▶ [Directions]: Locate the word "JSON" in the material, then show every line that holds it.

▶ [Supplied records]:
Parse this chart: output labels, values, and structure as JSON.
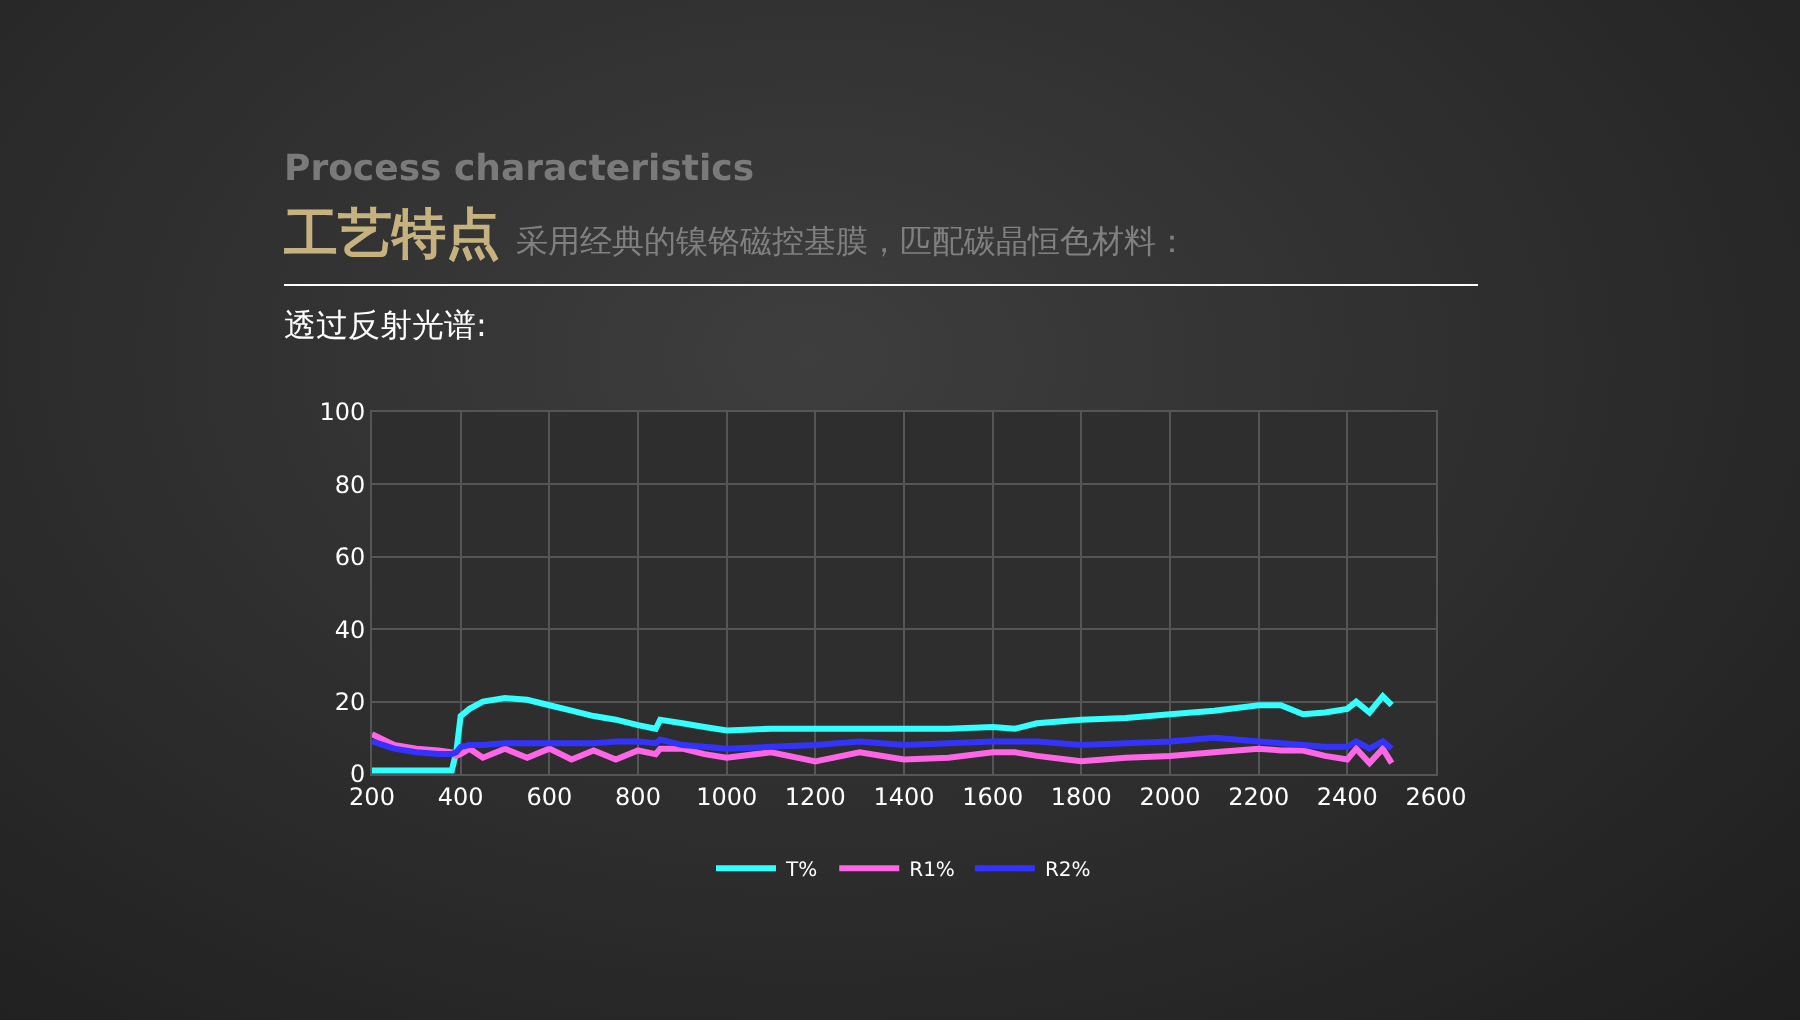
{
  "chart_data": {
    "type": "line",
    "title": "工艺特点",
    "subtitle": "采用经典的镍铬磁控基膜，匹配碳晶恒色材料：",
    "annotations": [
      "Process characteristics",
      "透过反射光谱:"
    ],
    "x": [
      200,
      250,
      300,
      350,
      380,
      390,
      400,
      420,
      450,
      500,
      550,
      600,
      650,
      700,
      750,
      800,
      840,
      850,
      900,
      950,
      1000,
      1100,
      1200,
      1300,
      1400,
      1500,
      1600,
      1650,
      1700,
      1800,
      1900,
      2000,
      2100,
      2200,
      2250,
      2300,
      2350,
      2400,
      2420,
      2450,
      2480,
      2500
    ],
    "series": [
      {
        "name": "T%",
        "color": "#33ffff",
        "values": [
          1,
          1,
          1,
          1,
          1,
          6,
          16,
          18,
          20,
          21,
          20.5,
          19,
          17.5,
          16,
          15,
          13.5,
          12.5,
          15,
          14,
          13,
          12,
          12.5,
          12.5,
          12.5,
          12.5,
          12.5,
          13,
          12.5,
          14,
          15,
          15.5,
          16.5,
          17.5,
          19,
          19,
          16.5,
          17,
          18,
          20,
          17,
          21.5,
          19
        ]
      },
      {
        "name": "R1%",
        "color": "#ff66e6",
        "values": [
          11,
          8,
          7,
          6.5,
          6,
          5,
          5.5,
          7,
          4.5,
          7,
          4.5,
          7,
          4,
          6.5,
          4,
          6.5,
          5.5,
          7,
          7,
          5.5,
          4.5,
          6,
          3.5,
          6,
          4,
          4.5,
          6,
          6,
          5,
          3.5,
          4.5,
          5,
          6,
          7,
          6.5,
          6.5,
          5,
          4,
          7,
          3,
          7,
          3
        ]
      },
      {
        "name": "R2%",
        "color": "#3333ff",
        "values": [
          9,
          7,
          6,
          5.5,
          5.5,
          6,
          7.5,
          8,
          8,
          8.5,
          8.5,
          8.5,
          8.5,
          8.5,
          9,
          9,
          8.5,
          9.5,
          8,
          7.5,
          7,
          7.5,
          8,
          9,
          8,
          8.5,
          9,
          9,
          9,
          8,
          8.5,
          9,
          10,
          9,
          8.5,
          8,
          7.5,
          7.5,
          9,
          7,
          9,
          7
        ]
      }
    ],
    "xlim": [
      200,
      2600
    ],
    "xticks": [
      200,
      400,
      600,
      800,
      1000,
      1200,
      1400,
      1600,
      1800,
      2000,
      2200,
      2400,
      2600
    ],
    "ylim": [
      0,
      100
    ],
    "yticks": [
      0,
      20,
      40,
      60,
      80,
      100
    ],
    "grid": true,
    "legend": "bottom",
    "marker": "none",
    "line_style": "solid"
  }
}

* * *

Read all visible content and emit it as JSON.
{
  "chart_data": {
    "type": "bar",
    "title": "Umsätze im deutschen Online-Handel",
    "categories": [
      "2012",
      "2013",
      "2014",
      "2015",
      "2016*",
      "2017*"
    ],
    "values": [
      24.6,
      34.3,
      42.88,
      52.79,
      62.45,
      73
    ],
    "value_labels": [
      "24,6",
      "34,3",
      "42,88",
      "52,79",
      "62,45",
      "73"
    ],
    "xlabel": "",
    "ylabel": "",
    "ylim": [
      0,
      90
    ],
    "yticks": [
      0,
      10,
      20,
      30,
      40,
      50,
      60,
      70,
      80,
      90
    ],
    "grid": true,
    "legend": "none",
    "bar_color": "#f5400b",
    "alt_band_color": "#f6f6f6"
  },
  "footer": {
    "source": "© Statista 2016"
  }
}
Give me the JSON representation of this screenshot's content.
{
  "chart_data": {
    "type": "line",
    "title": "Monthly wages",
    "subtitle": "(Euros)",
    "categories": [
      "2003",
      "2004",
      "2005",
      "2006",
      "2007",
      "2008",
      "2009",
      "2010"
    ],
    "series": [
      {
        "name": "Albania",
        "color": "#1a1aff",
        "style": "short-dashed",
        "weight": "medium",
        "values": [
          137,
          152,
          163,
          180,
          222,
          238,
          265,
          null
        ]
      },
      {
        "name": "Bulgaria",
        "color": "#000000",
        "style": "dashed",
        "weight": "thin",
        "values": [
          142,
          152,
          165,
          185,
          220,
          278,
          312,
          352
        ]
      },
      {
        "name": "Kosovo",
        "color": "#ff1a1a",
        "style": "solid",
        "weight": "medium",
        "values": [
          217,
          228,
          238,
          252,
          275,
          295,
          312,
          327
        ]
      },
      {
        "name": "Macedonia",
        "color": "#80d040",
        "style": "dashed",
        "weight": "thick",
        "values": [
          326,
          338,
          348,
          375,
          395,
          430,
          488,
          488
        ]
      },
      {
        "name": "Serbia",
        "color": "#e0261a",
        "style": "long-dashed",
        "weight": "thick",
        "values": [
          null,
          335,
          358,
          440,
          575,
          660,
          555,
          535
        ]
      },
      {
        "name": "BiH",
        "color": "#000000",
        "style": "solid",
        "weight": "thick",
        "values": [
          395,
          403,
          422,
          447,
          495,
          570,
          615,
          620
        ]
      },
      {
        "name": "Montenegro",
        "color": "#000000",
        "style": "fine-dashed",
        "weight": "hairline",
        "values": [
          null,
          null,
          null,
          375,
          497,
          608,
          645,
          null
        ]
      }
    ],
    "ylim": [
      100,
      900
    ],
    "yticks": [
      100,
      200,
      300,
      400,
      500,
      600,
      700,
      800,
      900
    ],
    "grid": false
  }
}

▶ [Response to the task]:
Parse this chart: output labels, values, and structure as JSON.
Read all visible content and emit it as JSON.
Give me the JSON representation of this screenshot's content.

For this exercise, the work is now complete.